* WORK TO COMPLETE: Each line below should be reproduced without any alteration.

* TASK MATERIAL:
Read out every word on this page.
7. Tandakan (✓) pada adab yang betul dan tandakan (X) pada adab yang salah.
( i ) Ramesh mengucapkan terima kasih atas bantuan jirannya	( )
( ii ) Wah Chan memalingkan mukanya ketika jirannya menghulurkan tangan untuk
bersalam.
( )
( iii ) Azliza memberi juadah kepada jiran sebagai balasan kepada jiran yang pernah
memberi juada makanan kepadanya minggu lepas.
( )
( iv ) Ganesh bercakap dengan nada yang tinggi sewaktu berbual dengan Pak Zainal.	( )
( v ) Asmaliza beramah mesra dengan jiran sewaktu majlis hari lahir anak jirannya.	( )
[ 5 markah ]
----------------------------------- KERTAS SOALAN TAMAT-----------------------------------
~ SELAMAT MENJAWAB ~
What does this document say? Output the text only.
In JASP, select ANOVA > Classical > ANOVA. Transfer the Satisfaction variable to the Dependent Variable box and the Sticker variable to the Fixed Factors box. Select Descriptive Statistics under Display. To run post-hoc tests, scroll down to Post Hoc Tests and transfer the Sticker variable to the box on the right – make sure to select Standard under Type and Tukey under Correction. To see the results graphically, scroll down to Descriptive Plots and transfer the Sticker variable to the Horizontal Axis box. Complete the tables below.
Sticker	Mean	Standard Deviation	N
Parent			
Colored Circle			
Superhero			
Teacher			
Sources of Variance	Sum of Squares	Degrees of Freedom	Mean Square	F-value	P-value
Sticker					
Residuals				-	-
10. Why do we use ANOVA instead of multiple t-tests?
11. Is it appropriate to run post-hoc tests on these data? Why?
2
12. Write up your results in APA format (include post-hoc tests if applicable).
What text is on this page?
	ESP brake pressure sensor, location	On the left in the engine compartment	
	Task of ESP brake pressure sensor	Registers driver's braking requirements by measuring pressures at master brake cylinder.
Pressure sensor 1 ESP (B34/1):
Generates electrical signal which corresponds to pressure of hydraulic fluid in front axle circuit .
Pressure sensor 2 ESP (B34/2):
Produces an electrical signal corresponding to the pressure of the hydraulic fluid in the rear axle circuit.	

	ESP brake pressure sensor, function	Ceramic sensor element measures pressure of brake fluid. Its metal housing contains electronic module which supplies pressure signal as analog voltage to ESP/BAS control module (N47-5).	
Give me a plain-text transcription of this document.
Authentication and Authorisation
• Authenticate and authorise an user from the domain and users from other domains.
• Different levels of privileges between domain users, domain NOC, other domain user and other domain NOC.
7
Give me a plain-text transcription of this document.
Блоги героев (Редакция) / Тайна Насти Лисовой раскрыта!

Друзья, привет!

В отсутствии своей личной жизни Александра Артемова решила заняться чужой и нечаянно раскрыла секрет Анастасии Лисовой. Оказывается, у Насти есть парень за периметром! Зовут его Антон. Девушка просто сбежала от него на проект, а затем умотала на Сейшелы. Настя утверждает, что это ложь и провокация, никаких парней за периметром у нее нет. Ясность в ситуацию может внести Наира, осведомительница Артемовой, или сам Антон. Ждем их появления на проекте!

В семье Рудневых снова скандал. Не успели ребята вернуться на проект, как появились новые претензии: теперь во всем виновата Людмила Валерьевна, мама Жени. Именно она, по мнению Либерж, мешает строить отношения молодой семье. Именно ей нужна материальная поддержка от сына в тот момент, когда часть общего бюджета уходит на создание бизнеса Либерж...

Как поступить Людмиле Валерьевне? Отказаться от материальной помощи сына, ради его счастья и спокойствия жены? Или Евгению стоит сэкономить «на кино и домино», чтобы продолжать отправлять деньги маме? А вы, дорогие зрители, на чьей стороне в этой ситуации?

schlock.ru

* ANSWER TO THIS PROBLEM:
Read out every word on this page.
7. Tandakan (✓) pada adab yang betul dan tandakan (X) pada adab yang salah.
( i ) Ramesh mengucapkan terima kasih atas bantuan jirannya	( )
( ii ) Wah Chan memalingkan mukanya ketika jirannya menghulurkan tangan untuk
bersalam.
( )
( iii ) Azliza memberi juadah kepada jiran sebagai balasan kepada jiran yang pernah
memberi juada makanan kepadanya minggu lepas.
( )
( iv ) Ganesh bercakap dengan nada yang tinggi sewaktu berbual dengan Pak Zainal.	( )
( v ) Asmaliza beramah mesra dengan jiran sewaktu majlis hari lahir anak jirannya.	( )
[ 5 markah ]
----------------------------------- KERTAS SOALAN TAMAT-----------------------------------
~ SELAMAT MENJAWAB ~
What does this document say? Output the text only.
In JASP, select ANOVA > Classical > ANOVA. Transfer the Satisfaction variable to the Dependent Variable box and the Sticker variable to the Fixed Factors box. Select Descriptive Statistics under Display. To run post-hoc tests, scroll down to Post Hoc Tests and transfer the Sticker variable to the box on the right – make sure to select Standard under Type and Tukey under Correction. To see the results graphically, scroll down to Descriptive Plots and transfer the Sticker variable to the Horizontal Axis box. Complete the tables below.
Sticker	Mean	Standard Deviation	N
Parent			
Colored Circle			
Superhero			
Teacher			
Sources of Variance	Sum of Squares	Degrees of Freedom	Mean Square	F-value	P-value
Sticker					
Residuals				-	-
10. Why do we use ANOVA instead of multiple t-tests?
11. Is it appropriate to run post-hoc tests on these data? Why?
2
12. Write up your results in APA format (include post-hoc tests if applicable).
What text is on this page?
	ESP brake pressure sensor, location	On the left in the engine compartment	
	Task of ESP brake pressure sensor	Registers driver's braking requirements by measuring pressures at master brake cylinder.
Pressure sensor 1 ESP (B34/1):
Generates electrical signal which corresponds to pressure of hydraulic fluid in front axle circuit .
Pressure sensor 2 ESP (B34/2):
Produces an electrical signal corresponding to the pressure of the hydraulic fluid in the rear axle circuit.	

	ESP brake pressure sensor, function	Ceramic sensor element measures pressure of brake fluid. Its metal housing contains electronic module which supplies pressure signal as analog voltage to ESP/BAS control module (N47-5).	
Give me a plain-text transcription of this document.
Authentication and Authorisation
• Authenticate and authorise an user from the domain and users from other domains.
• Different levels of privileges between domain users, domain NOC, other domain user and other domain NOC.
7
Give me a plain-text transcription of this document.
Блоги героев (Редакция) / Тайна Насти Лисовой раскрыта!

Друзья, привет!

В отсутствии своей личной жизни Александра Артемова решила заняться чужой и нечаянно раскрыла секрет Анастасии Лисовой. Оказывается, у Насти есть парень за периметром! Зовут его Антон. Девушка просто сбежала от него на проект, а затем умотала на Сейшелы. Настя утверждает, что это ложь и провокация, никаких парней за периметром у нее нет. Ясность в ситуацию может внести Наира, осведомительница Артемовой, или сам Антон. Ждем их появления на проекте!

В семье Рудневых снова скандал. Не успели ребята вернуться на проект, как появились новые претензии: теперь во всем виновата Людмила Валерьевна, мама Жени. Именно она, по мнению Либерж, мешает строить отношения молодой семье. Именно ей нужна материальная поддержка от сына в тот момент, когда часть общего бюджета уходит на создание бизнеса Либерж...

Как поступить Людмиле Валерьевне? Отказаться от материальной помощи сына, ради его счастья и спокойствия жены? Или Евгению стоит сэкономить «на кино и домино», чтобы продолжать отправлять деньги маме? А вы, дорогие зрители, на чьей стороне в этой ситуации?

schlock.ru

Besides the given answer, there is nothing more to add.